-------- Given information --------

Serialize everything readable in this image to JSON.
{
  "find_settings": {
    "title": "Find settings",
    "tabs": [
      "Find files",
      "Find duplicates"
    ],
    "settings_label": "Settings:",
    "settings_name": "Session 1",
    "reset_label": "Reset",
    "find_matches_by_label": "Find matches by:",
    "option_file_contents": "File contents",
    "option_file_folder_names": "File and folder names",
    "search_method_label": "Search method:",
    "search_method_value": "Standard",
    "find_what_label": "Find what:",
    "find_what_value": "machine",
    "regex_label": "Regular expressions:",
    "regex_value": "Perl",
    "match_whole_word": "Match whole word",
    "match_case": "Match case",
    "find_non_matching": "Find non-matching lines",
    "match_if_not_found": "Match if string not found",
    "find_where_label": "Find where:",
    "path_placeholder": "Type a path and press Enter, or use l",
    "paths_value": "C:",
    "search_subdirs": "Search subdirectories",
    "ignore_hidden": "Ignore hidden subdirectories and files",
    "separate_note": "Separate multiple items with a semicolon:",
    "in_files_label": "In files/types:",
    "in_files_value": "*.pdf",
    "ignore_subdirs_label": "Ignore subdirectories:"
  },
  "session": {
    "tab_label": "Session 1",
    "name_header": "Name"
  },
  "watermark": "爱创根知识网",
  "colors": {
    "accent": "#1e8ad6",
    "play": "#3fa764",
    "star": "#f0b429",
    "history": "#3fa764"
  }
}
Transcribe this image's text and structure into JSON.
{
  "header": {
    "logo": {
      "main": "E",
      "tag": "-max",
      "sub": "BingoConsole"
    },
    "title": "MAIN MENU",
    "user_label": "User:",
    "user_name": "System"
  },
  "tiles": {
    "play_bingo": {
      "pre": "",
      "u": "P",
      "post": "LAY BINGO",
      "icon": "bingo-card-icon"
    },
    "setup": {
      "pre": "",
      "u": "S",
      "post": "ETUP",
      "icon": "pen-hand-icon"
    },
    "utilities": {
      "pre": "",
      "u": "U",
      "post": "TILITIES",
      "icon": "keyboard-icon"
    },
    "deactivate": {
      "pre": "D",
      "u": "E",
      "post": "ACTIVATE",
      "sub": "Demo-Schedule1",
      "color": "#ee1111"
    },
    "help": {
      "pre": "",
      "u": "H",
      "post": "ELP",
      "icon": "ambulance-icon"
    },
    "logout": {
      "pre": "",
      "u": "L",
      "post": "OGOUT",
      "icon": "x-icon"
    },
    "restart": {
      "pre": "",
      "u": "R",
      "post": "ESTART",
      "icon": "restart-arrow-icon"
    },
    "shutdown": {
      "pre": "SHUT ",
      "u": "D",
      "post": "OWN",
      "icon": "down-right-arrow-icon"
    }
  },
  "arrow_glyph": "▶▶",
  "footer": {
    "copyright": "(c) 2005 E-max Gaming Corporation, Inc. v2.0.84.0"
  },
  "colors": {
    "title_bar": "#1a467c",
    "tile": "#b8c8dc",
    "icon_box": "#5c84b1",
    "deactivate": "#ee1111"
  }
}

--------

Aim - Copy each record from above without leaving any out.

Solution for this exercise -
Serialize everything readable in this image to JSON.
{
  "find_settings": {
    "title": "Find settings",
    "tabs": [
      "Find files",
      "Find duplicates"
    ],
    "settings_label": "Settings:",
    "settings_name": "Session 1",
    "reset_label": "Reset",
    "find_matches_by_label": "Find matches by:",
    "option_file_contents": "File contents",
    "option_file_folder_names": "File and folder names",
    "search_method_label": "Search method:",
    "search_method_value": "Standard",
    "find_what_label": "Find what:",
    "find_what_value": "machine",
    "regex_label": "Regular expressions:",
    "regex_value": "Perl",
    "match_whole_word": "Match whole word",
    "match_case": "Match case",
    "find_non_matching": "Find non-matching lines",
    "match_if_not_found": "Match if string not found",
    "find_where_label": "Find where:",
    "path_placeholder": "Type a path and press Enter, or use l",
    "paths_value": "C:",
    "search_subdirs": "Search subdirectories",
    "ignore_hidden": "Ignore hidden subdirectories and files",
    "separate_note": "Separate multiple items with a semicolon:",
    "in_files_label": "In files/types:",
    "in_files_value": "*.pdf",
    "ignore_subdirs_label": "Ignore subdirectories:"
  },
  "session": {
    "tab_label": "Session 1",
    "name_header": "Name"
  },
  "watermark": "爱创根知识网",
  "colors": {
    "accent": "#1e8ad6",
    "play": "#3fa764",
    "star": "#f0b429",
    "history": "#3fa764"
  }
}
Transcribe this image's text and structure into JSON.
{
  "header": {
    "logo": {
      "main": "E",
      "tag": "-max",
      "sub": "BingoConsole"
    },
    "title": "MAIN MENU",
    "user_label": "User:",
    "user_name": "System"
  },
  "tiles": {
    "play_bingo": {
      "pre": "",
      "u": "P",
      "post": "LAY BINGO",
      "icon": "bingo-card-icon"
    },
    "setup": {
      "pre": "",
      "u": "S",
      "post": "ETUP",
      "icon": "pen-hand-icon"
    },
    "utilities": {
      "pre": "",
      "u": "U",
      "post": "TILITIES",
      "icon": "keyboard-icon"
    },
    "deactivate": {
      "pre": "D",
      "u": "E",
      "post": "ACTIVATE",
      "sub": "Demo-Schedule1",
      "color": "#ee1111"
    },
    "help": {
      "pre": "",
      "u": "H",
      "post": "ELP",
      "icon": "ambulance-icon"
    },
    "logout": {
      "pre": "",
      "u": "L",
      "post": "OGOUT",
      "icon": "x-icon"
    },
    "restart": {
      "pre": "",
      "u": "R",
      "post": "ESTART",
      "icon": "restart-arrow-icon"
    },
    "shutdown": {
      "pre": "SHUT ",
      "u": "D",
      "post": "OWN",
      "icon": "down-right-arrow-icon"
    }
  },
  "arrow_glyph": "▶▶",
  "footer": {
    "copyright": "(c) 2005 E-max Gaming Corporation, Inc. v2.0.84.0"
  },
  "colors": {
    "title_bar": "#1a467c",
    "tile": "#b8c8dc",
    "icon_box": "#5c84b1",
    "deactivate": "#ee1111"
  }
}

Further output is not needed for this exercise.